▶ **Your goal**: Single out the lines of the material that contain "true" and copy them.

▶ **Material**:
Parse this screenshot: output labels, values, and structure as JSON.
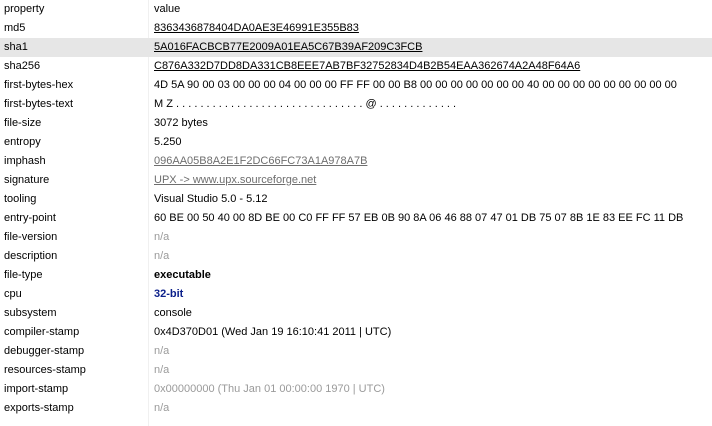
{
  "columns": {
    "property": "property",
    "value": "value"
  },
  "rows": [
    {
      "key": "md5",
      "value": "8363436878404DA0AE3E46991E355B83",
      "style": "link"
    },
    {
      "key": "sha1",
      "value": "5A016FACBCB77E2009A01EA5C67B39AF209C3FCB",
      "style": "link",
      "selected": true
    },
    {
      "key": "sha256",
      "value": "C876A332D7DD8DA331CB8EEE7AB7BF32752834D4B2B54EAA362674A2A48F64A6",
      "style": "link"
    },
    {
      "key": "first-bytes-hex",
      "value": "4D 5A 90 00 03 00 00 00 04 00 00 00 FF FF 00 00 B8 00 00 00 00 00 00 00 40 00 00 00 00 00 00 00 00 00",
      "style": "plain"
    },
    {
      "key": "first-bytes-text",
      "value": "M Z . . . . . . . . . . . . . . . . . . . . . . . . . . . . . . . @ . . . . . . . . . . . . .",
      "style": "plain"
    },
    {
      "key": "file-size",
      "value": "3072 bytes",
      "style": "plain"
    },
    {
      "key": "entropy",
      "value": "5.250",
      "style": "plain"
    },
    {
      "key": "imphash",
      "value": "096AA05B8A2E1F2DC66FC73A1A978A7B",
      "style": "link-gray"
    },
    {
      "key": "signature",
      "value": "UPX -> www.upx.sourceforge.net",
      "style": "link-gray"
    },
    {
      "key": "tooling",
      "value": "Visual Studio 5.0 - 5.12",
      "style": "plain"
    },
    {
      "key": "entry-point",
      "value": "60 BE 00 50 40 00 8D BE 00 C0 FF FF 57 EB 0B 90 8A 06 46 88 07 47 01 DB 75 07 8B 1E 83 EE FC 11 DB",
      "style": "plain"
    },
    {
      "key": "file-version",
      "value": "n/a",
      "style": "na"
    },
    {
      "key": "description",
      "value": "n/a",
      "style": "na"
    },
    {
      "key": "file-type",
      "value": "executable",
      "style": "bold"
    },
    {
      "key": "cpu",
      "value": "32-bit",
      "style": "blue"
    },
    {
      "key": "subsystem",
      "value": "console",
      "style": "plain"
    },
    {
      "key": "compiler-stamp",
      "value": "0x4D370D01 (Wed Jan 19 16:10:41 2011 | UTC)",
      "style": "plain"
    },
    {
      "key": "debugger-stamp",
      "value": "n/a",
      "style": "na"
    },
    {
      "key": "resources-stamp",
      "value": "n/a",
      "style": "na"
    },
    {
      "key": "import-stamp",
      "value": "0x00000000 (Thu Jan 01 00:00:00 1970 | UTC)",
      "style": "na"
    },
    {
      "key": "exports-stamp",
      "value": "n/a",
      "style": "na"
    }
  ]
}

--

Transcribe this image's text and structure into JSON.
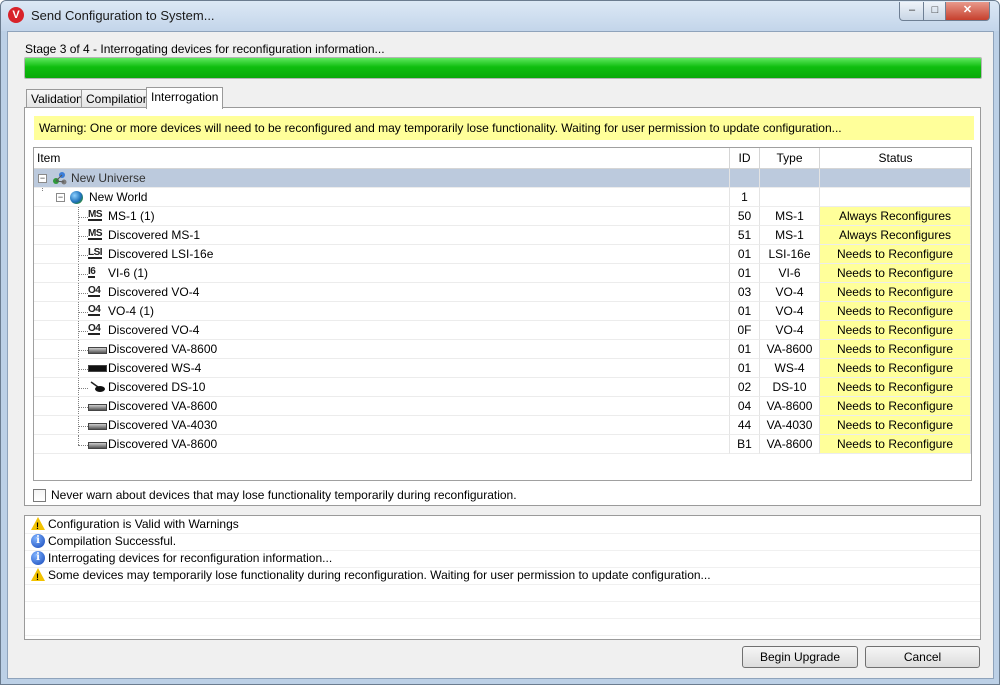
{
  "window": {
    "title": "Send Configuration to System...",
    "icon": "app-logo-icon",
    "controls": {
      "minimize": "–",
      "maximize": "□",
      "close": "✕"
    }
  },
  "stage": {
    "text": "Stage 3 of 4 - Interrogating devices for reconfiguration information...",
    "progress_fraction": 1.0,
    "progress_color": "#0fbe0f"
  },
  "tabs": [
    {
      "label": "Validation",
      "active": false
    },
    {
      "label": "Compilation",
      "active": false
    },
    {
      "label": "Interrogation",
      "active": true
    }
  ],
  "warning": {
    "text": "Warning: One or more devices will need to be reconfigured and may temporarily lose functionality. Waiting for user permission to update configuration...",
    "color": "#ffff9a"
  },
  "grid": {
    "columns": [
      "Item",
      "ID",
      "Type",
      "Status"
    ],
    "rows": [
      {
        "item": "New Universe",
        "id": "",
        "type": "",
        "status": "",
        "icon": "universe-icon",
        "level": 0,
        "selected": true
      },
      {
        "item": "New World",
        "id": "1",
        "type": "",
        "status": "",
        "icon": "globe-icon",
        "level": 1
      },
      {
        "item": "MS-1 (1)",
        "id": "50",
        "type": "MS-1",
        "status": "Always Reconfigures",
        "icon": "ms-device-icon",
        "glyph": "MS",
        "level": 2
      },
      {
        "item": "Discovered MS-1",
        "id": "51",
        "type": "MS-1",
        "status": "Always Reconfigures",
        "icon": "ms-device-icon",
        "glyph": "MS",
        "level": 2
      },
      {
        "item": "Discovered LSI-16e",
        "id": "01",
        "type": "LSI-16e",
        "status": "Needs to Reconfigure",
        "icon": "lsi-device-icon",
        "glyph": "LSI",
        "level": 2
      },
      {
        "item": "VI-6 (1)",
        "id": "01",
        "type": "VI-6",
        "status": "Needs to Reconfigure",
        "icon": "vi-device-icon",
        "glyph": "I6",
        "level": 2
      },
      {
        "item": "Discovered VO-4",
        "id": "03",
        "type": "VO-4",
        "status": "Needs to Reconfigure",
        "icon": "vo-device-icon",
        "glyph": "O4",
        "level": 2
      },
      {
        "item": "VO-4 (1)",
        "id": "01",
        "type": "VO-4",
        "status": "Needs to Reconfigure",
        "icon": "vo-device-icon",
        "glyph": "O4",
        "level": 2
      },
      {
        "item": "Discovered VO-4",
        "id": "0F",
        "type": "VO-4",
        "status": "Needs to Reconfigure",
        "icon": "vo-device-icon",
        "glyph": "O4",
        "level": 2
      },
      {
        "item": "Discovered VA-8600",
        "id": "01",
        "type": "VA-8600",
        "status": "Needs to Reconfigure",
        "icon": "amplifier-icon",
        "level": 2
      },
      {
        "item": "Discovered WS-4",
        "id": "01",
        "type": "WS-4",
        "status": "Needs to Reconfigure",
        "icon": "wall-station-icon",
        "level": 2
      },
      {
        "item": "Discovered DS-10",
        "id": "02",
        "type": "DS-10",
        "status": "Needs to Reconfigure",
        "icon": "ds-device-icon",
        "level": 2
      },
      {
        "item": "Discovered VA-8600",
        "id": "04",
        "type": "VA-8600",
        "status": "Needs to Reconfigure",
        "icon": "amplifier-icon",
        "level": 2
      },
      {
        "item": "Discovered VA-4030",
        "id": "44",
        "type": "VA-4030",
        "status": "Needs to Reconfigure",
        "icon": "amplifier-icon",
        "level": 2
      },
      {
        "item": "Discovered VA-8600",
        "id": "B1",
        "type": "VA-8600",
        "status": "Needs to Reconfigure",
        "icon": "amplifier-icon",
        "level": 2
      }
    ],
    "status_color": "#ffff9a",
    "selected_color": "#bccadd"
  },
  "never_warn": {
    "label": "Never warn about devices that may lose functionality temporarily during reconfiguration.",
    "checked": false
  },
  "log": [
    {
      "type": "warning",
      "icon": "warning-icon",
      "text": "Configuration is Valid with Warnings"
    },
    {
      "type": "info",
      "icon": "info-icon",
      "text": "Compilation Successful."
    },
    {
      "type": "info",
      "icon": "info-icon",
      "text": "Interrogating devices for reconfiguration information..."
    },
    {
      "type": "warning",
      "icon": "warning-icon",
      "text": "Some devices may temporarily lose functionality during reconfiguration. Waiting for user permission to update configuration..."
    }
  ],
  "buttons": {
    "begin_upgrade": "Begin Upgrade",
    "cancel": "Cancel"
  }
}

--

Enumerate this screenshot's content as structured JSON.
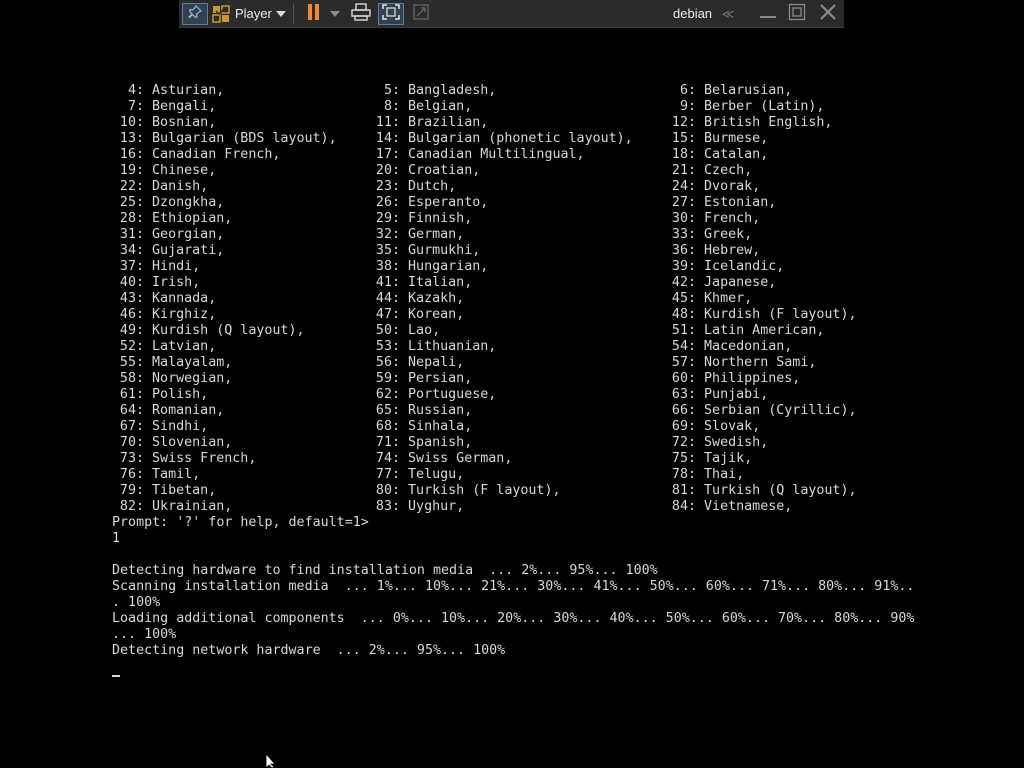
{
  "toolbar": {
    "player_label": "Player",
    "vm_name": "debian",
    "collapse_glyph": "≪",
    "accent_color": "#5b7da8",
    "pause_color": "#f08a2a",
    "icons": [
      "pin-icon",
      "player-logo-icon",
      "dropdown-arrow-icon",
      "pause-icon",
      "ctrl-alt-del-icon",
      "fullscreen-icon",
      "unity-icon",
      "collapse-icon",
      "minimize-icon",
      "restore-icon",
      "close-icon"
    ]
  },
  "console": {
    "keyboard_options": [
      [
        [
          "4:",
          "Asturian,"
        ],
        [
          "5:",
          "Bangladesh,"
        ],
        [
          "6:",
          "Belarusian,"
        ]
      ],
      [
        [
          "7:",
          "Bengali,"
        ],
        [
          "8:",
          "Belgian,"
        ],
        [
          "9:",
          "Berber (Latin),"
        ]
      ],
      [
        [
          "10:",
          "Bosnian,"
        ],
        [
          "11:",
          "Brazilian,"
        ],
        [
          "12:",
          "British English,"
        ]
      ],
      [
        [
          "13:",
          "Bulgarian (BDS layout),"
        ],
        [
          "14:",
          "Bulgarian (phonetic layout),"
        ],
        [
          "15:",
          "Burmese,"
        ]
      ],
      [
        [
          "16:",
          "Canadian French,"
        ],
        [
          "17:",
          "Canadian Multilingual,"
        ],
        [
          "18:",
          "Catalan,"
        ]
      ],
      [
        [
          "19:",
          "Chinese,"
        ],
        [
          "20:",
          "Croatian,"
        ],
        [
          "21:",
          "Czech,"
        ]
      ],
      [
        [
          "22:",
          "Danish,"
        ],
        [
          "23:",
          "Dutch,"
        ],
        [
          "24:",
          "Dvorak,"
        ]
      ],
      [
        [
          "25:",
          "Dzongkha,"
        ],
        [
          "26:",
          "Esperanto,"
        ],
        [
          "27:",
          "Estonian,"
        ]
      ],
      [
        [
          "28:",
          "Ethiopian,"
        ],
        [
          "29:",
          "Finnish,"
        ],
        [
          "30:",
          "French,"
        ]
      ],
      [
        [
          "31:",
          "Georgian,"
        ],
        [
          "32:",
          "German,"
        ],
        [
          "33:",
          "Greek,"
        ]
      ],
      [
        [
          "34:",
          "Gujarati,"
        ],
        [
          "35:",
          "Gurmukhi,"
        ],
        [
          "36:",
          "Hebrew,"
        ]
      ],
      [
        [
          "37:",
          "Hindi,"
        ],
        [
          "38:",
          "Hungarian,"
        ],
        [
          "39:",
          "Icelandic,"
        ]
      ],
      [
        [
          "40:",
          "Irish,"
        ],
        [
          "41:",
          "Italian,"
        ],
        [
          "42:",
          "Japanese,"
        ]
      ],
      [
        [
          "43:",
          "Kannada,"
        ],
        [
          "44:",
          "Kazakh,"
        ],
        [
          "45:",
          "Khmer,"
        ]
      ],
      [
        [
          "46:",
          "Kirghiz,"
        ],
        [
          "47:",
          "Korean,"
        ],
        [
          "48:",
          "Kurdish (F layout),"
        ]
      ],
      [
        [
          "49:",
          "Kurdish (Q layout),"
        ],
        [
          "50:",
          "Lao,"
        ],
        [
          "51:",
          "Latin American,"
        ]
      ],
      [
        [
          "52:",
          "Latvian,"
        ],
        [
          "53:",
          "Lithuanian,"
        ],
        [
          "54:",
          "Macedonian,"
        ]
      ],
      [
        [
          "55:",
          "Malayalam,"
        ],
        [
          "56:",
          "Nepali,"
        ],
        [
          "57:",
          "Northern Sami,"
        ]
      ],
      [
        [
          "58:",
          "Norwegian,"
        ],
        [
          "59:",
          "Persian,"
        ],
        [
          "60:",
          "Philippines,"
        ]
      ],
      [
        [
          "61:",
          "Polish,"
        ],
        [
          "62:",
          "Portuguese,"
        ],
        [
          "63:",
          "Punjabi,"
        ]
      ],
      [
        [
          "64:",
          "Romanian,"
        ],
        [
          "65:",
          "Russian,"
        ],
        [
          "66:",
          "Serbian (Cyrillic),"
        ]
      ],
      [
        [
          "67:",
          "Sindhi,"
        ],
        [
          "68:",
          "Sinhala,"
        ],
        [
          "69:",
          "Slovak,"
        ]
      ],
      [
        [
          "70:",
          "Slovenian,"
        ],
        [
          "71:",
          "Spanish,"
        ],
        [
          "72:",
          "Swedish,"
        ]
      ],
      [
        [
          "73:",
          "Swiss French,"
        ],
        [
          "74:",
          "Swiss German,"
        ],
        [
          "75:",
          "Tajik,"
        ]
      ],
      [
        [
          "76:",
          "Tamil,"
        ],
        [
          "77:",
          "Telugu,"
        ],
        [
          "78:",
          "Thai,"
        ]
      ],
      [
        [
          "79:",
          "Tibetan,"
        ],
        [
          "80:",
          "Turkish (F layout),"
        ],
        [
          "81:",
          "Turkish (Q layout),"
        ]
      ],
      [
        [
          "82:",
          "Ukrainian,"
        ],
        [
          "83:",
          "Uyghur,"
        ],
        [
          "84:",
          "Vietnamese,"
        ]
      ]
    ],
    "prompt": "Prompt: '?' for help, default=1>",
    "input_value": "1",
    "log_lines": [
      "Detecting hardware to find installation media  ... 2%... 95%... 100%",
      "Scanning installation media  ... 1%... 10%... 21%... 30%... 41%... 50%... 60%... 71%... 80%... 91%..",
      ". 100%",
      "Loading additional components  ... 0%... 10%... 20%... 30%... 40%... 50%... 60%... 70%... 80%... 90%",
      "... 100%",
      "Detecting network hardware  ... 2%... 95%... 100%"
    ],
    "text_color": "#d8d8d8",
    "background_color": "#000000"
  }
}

▶ **Answer to the task**:
      "selected": true
      "active": true
        "selected": true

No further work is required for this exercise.